■ Stated problem:
Reproduce the following material exactly, including every line.

Stored records:

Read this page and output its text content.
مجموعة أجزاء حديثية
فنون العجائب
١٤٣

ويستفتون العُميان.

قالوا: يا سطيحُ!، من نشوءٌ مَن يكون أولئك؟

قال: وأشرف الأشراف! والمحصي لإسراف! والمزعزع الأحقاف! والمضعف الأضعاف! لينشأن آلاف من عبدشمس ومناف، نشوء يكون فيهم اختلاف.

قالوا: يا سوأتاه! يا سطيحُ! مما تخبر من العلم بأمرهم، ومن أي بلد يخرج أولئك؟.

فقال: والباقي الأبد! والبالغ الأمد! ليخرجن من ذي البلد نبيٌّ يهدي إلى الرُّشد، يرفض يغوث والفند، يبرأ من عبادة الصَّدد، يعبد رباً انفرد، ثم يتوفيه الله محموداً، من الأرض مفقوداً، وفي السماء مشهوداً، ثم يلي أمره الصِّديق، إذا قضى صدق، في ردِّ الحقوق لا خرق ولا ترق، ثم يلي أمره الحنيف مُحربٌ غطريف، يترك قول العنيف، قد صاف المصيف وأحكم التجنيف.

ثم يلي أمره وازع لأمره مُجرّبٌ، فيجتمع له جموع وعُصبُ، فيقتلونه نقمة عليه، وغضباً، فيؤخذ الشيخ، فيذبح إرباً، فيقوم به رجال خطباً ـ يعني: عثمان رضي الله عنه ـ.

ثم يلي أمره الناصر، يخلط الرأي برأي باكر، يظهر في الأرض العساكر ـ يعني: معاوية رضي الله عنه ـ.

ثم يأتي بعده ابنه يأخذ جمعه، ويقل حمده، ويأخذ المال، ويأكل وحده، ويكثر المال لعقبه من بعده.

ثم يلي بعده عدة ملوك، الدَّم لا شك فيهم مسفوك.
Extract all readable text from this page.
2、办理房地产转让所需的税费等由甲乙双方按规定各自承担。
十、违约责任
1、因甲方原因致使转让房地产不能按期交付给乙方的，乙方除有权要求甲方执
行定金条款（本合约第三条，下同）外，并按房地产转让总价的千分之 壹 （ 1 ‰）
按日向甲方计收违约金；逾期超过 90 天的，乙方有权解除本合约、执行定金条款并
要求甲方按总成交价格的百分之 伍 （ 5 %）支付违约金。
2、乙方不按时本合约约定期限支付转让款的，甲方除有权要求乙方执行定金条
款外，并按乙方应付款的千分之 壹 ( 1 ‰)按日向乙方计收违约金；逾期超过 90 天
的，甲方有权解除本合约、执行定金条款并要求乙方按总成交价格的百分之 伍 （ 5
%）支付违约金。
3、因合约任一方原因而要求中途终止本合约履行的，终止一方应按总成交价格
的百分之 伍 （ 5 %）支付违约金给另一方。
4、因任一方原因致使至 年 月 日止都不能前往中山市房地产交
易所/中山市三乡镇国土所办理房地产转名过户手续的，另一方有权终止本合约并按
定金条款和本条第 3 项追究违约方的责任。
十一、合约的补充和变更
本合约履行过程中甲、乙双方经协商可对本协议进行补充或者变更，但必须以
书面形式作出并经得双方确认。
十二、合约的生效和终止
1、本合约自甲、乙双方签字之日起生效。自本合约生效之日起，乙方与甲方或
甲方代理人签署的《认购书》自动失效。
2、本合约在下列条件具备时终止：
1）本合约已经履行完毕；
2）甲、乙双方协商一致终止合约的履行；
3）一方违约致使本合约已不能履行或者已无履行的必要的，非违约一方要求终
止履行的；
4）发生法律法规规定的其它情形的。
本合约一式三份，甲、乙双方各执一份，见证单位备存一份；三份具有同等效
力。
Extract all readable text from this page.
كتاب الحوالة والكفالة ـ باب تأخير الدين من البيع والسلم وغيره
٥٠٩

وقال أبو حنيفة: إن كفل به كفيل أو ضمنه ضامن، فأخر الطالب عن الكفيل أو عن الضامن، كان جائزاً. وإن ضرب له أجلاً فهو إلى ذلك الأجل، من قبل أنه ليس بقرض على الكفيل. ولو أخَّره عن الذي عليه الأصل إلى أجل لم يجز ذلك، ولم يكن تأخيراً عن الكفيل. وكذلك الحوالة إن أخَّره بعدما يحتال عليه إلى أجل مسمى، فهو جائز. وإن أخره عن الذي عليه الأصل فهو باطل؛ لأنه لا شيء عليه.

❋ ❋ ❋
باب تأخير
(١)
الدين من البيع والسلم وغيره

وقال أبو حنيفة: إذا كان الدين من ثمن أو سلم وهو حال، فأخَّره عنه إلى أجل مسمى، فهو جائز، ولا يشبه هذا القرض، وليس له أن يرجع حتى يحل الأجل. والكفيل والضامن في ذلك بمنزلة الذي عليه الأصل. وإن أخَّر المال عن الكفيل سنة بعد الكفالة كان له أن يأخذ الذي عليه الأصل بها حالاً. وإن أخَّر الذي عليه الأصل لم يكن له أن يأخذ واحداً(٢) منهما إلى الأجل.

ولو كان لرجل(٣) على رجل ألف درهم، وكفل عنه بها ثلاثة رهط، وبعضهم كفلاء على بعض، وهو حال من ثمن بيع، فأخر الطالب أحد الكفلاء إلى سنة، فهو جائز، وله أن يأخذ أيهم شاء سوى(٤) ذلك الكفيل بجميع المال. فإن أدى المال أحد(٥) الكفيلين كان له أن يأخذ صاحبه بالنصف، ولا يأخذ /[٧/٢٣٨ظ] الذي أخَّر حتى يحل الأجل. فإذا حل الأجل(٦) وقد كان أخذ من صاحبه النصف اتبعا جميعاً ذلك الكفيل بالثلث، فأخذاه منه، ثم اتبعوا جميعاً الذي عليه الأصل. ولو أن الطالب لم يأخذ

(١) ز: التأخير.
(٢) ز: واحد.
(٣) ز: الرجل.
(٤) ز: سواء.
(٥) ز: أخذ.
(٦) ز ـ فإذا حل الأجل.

■ Exercise response:
Read this page and output its text content.
مجموعة أجزاء حديثية
فنون العجائب
١٤٣

ويستفتون العُميان.

قالوا: يا سطيحُ!، من نشوءٌ مَن يكون أولئك؟

قال: وأشرف الأشراف! والمحصي لإسراف! والمزعزع الأحقاف! والمضعف الأضعاف! لينشأن آلاف من عبدشمس ومناف، نشوء يكون فيهم اختلاف.

قالوا: يا سوأتاه! يا سطيحُ! مما تخبر من العلم بأمرهم، ومن أي بلد يخرج أولئك؟.

فقال: والباقي الأبد! والبالغ الأمد! ليخرجن من ذي البلد نبيٌّ يهدي إلى الرُّشد، يرفض يغوث والفند، يبرأ من عبادة الصَّدد، يعبد رباً انفرد، ثم يتوفيه الله محموداً، من الأرض مفقوداً، وفي السماء مشهوداً، ثم يلي أمره الصِّديق، إذا قضى صدق، في ردِّ الحقوق لا خرق ولا ترق، ثم يلي أمره الحنيف مُحربٌ غطريف، يترك قول العنيف، قد صاف المصيف وأحكم التجنيف.

ثم يلي أمره وازع لأمره مُجرّبٌ، فيجتمع له جموع وعُصبُ، فيقتلونه نقمة عليه، وغضباً، فيؤخذ الشيخ، فيذبح إرباً، فيقوم به رجال خطباً ـ يعني: عثمان رضي الله عنه ـ.

ثم يلي أمره الناصر، يخلط الرأي برأي باكر، يظهر في الأرض العساكر ـ يعني: معاوية رضي الله عنه ـ.

ثم يأتي بعده ابنه يأخذ جمعه، ويقل حمده، ويأخذ المال، ويأكل وحده، ويكثر المال لعقبه من بعده.

ثم يلي بعده عدة ملوك، الدَّم لا شك فيهم مسفوك.
Extract all readable text from this page.
2、办理房地产转让所需的税费等由甲乙双方按规定各自承担。
十、违约责任
1、因甲方原因致使转让房地产不能按期交付给乙方的，乙方除有权要求甲方执
行定金条款（本合约第三条，下同）外，并按房地产转让总价的千分之 壹 （ 1 ‰）
按日向甲方计收违约金；逾期超过 90 天的，乙方有权解除本合约、执行定金条款并
要求甲方按总成交价格的百分之 伍 （ 5 %）支付违约金。
2、乙方不按时本合约约定期限支付转让款的，甲方除有权要求乙方执行定金条
款外，并按乙方应付款的千分之 壹 ( 1 ‰)按日向乙方计收违约金；逾期超过 90 天
的，甲方有权解除本合约、执行定金条款并要求乙方按总成交价格的百分之 伍 （ 5
%）支付违约金。
3、因合约任一方原因而要求中途终止本合约履行的，终止一方应按总成交价格
的百分之 伍 （ 5 %）支付违约金给另一方。
4、因任一方原因致使至 年 月 日止都不能前往中山市房地产交
易所/中山市三乡镇国土所办理房地产转名过户手续的，另一方有权终止本合约并按
定金条款和本条第 3 项追究违约方的责任。
十一、合约的补充和变更
本合约履行过程中甲、乙双方经协商可对本协议进行补充或者变更，但必须以
书面形式作出并经得双方确认。
十二、合约的生效和终止
1、本合约自甲、乙双方签字之日起生效。自本合约生效之日起，乙方与甲方或
甲方代理人签署的《认购书》自动失效。
2、本合约在下列条件具备时终止：
1）本合约已经履行完毕；
2）甲、乙双方协商一致终止合约的履行；
3）一方违约致使本合约已不能履行或者已无履行的必要的，非违约一方要求终
止履行的；
4）发生法律法规规定的其它情形的。
本合约一式三份，甲、乙双方各执一份，见证单位备存一份；三份具有同等效
力。
Extract all readable text from this page.
كتاب الحوالة والكفالة ـ باب تأخير الدين من البيع والسلم وغيره
٥٠٩

وقال أبو حنيفة: إن كفل به كفيل أو ضمنه ضامن، فأخر الطالب عن الكفيل أو عن الضامن، كان جائزاً. وإن ضرب له أجلاً فهو إلى ذلك الأجل، من قبل أنه ليس بقرض على الكفيل. ولو أخَّره عن الذي عليه الأصل إلى أجل لم يجز ذلك، ولم يكن تأخيراً عن الكفيل. وكذلك الحوالة إن أخَّره بعدما يحتال عليه إلى أجل مسمى، فهو جائز. وإن أخره عن الذي عليه الأصل فهو باطل؛ لأنه لا شيء عليه.

❋ ❋ ❋
باب تأخير
(١)
الدين من البيع والسلم وغيره

وقال أبو حنيفة: إذا كان الدين من ثمن أو سلم وهو حال، فأخَّره عنه إلى أجل مسمى، فهو جائز، ولا يشبه هذا القرض، وليس له أن يرجع حتى يحل الأجل. والكفيل والضامن في ذلك بمنزلة الذي عليه الأصل. وإن أخَّر المال عن الكفيل سنة بعد الكفالة كان له أن يأخذ الذي عليه الأصل بها حالاً. وإن أخَّر الذي عليه الأصل لم يكن له أن يأخذ واحداً(٢) منهما إلى الأجل.

ولو كان لرجل(٣) على رجل ألف درهم، وكفل عنه بها ثلاثة رهط، وبعضهم كفلاء على بعض، وهو حال من ثمن بيع، فأخر الطالب أحد الكفلاء إلى سنة، فهو جائز، وله أن يأخذ أيهم شاء سوى(٤) ذلك الكفيل بجميع المال. فإن أدى المال أحد(٥) الكفيلين كان له أن يأخذ صاحبه بالنصف، ولا يأخذ /[٧/٢٣٨ظ] الذي أخَّر حتى يحل الأجل. فإذا حل الأجل(٦) وقد كان أخذ من صاحبه النصف اتبعا جميعاً ذلك الكفيل بالثلث، فأخذاه منه، ثم اتبعوا جميعاً الذي عليه الأصل. ولو أن الطالب لم يأخذ

(١) ز: التأخير.
(٢) ز: واحد.
(٣) ز: الرجل.
(٤) ز: سواء.
(٥) ز: أخذ.
(٦) ز ـ فإذا حل الأجل.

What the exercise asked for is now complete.